Consigne ▸
Dans l'extrait du document ci-dessous, réécrivez plus brièvement le paragraphe qui commence par « Nous sommes en état de choc », sans en perdre les faits principaux.

Extrait du document ▸
^^^^

L'éducation à la sexualité après Charlie



Par Catherine Leboullenger, Conseillère principale d’éducation à Nanterre, Formatrice académique en éducation à la sexualité et Titulaire du DIU de Sexualité humaine à Paris XIII
Revue Sexualités Humaines n°26


Cette année 2015, nous commençons les séances d’éducation à la sexualité au mois de janvier, deux semaines suivant l’horreur des attentats…
Nous sommes en état de choc d’autant que beaucoup d’élèves ont manifesté leur hostilité envers les journalistes assassinés, parfois en termes chargés de haine. Certains ont refusé d’effectuer la minute de silence, pas en ma présence cependant, où j’ai dit : « Nous allons observer une minute de silence pour les morts. »

^^^^

Lignes extraites ▸
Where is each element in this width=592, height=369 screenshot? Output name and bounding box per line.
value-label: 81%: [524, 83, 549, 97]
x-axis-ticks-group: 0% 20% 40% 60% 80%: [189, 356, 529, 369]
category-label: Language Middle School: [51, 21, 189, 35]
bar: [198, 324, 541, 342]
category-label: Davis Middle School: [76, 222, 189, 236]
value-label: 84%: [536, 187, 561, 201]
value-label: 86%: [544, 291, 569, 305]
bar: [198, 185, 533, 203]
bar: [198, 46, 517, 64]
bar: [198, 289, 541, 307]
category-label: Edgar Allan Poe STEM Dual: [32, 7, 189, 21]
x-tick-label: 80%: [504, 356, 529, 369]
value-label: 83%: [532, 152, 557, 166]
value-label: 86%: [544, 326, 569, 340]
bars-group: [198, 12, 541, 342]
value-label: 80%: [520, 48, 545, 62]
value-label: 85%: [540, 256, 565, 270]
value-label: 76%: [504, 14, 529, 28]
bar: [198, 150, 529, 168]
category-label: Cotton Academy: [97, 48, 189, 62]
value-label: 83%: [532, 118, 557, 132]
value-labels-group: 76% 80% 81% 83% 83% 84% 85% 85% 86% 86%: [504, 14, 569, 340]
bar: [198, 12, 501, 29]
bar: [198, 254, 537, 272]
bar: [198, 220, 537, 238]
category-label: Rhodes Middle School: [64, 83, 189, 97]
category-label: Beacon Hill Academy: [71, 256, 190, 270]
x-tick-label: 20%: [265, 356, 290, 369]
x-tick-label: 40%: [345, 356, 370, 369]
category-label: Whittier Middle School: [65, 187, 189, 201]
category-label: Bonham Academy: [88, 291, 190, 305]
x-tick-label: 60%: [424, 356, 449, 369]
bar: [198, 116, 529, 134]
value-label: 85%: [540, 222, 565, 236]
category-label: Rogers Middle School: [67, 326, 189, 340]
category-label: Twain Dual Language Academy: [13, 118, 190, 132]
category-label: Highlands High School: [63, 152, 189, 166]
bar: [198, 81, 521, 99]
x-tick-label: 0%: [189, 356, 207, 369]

^^^^

Corrigé ▸
Nous sommes choqués, d'autant que beaucoup d'élèves ont exprimé leur hostilité, parfois haineuse, envers les journalistes assassinés. Certains ont refusé la minute de silence, mais pas en ma présence : j'ai alors annoncé une minute de silence pour les morts.